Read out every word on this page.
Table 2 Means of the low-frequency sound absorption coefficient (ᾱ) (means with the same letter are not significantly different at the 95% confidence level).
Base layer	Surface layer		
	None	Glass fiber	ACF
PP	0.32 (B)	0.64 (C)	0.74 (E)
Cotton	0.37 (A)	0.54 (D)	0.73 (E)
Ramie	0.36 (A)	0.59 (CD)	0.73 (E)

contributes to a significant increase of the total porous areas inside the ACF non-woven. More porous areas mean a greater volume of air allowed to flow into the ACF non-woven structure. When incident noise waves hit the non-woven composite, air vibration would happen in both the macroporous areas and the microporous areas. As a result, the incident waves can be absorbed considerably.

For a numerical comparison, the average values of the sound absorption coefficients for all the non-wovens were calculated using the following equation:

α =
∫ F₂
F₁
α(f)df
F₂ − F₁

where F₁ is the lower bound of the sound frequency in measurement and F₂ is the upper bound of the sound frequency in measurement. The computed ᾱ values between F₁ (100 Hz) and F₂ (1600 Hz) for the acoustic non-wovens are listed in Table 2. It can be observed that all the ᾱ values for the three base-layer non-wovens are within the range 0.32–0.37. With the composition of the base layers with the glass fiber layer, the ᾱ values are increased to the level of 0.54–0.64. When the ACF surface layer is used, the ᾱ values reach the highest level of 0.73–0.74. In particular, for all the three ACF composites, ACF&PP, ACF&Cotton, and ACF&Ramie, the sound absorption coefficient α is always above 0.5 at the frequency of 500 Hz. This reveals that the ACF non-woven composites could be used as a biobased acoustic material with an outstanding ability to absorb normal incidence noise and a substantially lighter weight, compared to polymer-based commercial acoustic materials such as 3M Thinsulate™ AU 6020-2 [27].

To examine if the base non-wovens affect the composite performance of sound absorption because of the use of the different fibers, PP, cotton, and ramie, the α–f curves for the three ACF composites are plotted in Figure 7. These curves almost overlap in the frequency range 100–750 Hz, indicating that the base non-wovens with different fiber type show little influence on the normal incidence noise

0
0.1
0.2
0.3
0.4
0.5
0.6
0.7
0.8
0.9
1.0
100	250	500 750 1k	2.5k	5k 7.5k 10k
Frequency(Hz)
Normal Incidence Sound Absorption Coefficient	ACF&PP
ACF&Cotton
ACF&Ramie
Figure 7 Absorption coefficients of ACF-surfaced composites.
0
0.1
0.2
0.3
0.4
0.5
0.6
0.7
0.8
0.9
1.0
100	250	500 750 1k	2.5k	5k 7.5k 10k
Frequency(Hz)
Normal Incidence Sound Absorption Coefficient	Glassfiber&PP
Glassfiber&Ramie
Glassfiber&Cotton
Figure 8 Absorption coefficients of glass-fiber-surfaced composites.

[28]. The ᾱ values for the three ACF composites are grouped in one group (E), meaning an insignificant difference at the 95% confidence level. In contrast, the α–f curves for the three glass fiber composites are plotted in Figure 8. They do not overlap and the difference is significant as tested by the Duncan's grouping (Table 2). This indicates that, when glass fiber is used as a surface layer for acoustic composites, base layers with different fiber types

What is needed — Go through the material above and copy each line that has the word "Table".

Task output —
Table 2 Means of the low-frequency sound absorption coefficient (ᾱ) (means with the same letter are not significantly different at the 95% confidence level).
where F₁ is the lower bound of the sound frequency in measurement and F₂ is the upper bound of the sound frequency in measurement. The computed ᾱ values between F₁ (100 Hz) and F₂ (1600 Hz) for the acoustic non-wovens are listed in Table 2. It can be observed that all the ᾱ values for the three base-layer non-wovens are within the range 0.32–0.37. With the composition of the base layers with the glass fiber layer, the ᾱ values are increased to the level of 0.54–0.64. When the ACF surface layer is used, the ᾱ values reach the highest level of 0.73–0.74. In particular, for all the three ACF composites, ACF&PP, ACF&Cotton, and ACF&Ramie, the sound absorption coefficient α is always above 0.5 at the frequency of 500 Hz. This reveals that the ACF non-woven composites could be used as a biobased acoustic material with an outstanding ability to absorb normal incidence noise and a substantially lighter weight, compared to polymer-based commercial acoustic materials such as 3M Thinsulate™ AU 6020-2 [27].
[28]. The ᾱ values for the three ACF composites are grouped in one group (E), meaning an insignificant difference at the 95% confidence level. In contrast, the α–f curves for the three glass fiber composites are plotted in Figure 8. They do not overlap and the difference is significant as tested by the Duncan's grouping (Table 2). This indicates that, when glass fiber is used as a surface layer for acoustic composites, base layers with different fiber types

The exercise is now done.